(Figure data in JSON)
+++
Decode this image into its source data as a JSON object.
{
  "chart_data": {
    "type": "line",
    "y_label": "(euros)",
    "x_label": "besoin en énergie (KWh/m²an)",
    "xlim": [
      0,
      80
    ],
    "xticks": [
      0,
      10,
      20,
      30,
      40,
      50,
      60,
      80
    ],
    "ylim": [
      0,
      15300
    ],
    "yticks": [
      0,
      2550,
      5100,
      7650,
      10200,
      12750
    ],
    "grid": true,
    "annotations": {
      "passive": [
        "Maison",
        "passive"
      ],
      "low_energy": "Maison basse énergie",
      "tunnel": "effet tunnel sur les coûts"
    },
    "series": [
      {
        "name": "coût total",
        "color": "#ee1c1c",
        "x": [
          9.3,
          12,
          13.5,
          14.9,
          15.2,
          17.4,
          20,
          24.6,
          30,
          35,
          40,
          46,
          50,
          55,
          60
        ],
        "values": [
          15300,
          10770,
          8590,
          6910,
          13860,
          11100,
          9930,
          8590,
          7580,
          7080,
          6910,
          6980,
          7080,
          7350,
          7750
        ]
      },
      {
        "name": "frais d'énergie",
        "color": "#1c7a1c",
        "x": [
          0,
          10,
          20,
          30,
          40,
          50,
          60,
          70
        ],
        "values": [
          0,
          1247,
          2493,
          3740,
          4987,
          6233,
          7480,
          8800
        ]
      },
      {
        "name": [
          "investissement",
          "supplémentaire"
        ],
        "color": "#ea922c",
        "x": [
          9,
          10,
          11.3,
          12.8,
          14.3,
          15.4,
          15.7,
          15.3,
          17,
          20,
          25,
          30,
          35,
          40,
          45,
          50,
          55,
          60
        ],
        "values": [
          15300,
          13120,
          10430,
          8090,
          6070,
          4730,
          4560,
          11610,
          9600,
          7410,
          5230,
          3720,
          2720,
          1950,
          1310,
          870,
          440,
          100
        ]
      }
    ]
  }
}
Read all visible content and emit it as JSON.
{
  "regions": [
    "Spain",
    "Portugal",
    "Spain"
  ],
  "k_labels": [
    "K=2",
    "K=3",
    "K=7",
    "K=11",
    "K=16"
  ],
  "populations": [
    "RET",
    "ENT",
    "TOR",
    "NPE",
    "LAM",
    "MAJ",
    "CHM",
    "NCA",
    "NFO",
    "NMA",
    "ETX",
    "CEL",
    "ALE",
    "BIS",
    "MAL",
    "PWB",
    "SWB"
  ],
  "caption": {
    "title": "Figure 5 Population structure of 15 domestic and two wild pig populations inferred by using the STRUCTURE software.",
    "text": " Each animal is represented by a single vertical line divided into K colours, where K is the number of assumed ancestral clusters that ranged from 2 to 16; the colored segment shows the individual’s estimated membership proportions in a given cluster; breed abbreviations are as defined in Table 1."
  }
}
+++
*The request*.
Repeat only the lines running from the line that contains "Read all visible content and emit it as JSON." through the last line above, inclusive.

*Task answer*.
Read all visible content and emit it as JSON.
{
  "regions": [
    "Spain",
    "Portugal",
    "Spain"
  ],
  "k_labels": [
    "K=2",
    "K=3",
    "K=7",
    "K=11",
    "K=16"
  ],
  "populations": [
    "RET",
    "ENT",
    "TOR",
    "NPE",
    "LAM",
    "MAJ",
    "CHM",
    "NCA",
    "NFO",
    "NMA",
    "ETX",
    "CEL",
    "ALE",
    "BIS",
    "MAL",
    "PWB",
    "SWB"
  ],
  "caption": {
    "title": "Figure 5 Population structure of 15 domestic and two wild pig populations inferred by using the STRUCTURE software.",
    "text": " Each animal is represented by a single vertical line divided into K colours, where K is the number of assumed ancestral clusters that ranged from 2 to 16; the colored segment shows the individual’s estimated membership proportions in a given cluster; breed abbreviations are as defined in Table 1."
  }
}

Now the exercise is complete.